● STATED TASK: Extract all of the entries and set them down verbatim.

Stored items

——

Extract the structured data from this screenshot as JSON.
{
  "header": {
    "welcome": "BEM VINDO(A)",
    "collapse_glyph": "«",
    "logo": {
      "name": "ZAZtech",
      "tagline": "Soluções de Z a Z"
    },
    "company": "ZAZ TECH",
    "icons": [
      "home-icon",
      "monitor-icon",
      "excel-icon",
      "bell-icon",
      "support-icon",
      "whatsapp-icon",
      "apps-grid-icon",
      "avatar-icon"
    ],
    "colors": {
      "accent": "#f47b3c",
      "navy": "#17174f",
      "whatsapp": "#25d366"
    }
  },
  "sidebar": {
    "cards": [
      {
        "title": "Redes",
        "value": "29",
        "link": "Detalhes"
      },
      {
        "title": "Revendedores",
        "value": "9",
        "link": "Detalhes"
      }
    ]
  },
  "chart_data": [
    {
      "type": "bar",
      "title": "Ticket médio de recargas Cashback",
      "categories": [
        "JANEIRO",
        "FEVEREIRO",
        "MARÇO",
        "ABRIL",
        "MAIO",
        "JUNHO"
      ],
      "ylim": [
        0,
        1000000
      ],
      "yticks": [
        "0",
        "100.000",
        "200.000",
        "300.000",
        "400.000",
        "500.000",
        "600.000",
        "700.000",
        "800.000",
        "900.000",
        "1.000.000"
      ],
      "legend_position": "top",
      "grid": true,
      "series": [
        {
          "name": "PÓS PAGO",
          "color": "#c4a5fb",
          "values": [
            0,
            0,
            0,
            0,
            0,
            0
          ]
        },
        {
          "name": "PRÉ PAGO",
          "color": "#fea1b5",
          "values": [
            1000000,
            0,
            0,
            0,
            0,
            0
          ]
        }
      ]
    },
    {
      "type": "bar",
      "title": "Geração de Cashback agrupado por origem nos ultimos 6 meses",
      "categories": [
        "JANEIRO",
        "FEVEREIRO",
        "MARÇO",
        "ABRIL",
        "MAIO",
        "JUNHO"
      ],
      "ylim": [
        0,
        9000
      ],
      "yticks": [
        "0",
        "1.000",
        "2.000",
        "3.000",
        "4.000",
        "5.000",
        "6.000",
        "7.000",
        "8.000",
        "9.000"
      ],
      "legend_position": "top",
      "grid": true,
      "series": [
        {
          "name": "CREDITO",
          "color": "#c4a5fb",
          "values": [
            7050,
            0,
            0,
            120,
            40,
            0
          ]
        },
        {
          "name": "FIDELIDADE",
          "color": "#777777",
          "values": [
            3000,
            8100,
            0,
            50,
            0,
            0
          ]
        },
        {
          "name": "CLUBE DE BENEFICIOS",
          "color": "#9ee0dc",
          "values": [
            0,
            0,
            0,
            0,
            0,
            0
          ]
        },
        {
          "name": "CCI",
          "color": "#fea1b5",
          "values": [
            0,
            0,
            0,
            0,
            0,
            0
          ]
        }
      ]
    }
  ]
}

——

● FINISHED EXERCISE:
Extract the structured data from this screenshot as JSON.
{
  "header": {
    "welcome": "BEM VINDO(A)",
    "collapse_glyph": "«",
    "logo": {
      "name": "ZAZtech",
      "tagline": "Soluções de Z a Z"
    },
    "company": "ZAZ TECH",
    "icons": [
      "home-icon",
      "monitor-icon",
      "excel-icon",
      "bell-icon",
      "support-icon",
      "whatsapp-icon",
      "apps-grid-icon",
      "avatar-icon"
    ],
    "colors": {
      "accent": "#f47b3c",
      "navy": "#17174f",
      "whatsapp": "#25d366"
    }
  },
  "sidebar": {
    "cards": [
      {
        "title": "Redes",
        "value": "29",
        "link": "Detalhes"
      },
      {
        "title": "Revendedores",
        "value": "9",
        "link": "Detalhes"
      }
    ]
  },
  "chart_data": [
    {
      "type": "bar",
      "title": "Ticket médio de recargas Cashback",
      "categories": [
        "JANEIRO",
        "FEVEREIRO",
        "MARÇO",
        "ABRIL",
        "MAIO",
        "JUNHO"
      ],
      "ylim": [
        0,
        1000000
      ],
      "yticks": [
        "0",
        "100.000",
        "200.000",
        "300.000",
        "400.000",
        "500.000",
        "600.000",
        "700.000",
        "800.000",
        "900.000",
        "1.000.000"
      ],
      "legend_position": "top",
      "grid": true,
      "series": [
        {
          "name": "PÓS PAGO",
          "color": "#c4a5fb",
          "values": [
            0,
            0,
            0,
            0,
            0,
            0
          ]
        },
        {
          "name": "PRÉ PAGO",
          "color": "#fea1b5",
          "values": [
            1000000,
            0,
            0,
            0,
            0,
            0
          ]
        }
      ]
    },
    {
      "type": "bar",
      "title": "Geração de Cashback agrupado por origem nos ultimos 6 meses",
      "categories": [
        "JANEIRO",
        "FEVEREIRO",
        "MARÇO",
        "ABRIL",
        "MAIO",
        "JUNHO"
      ],
      "ylim": [
        0,
        9000
      ],
      "yticks": [
        "0",
        "1.000",
        "2.000",
        "3.000",
        "4.000",
        "5.000",
        "6.000",
        "7.000",
        "8.000",
        "9.000"
      ],
      "legend_position": "top",
      "grid": true,
      "series": [
        {
          "name": "CREDITO",
          "color": "#c4a5fb",
          "values": [
            7050,
            0,
            0,
            120,
            40,
            0
          ]
        },
        {
          "name": "FIDELIDADE",
          "color": "#777777",
          "values": [
            3000,
            8100,
            0,
            50,
            0,
            0
          ]
        },
        {
          "name": "CLUBE DE BENEFICIOS",
          "color": "#9ee0dc",
          "values": [
            0,
            0,
            0,
            0,
            0,
            0
          ]
        },
        {
          "name": "CCI",
          "color": "#fea1b5",
          "values": [
            0,
            0,
            0,
            0,
            0,
            0
          ]
        }
      ]
    }
  ]
}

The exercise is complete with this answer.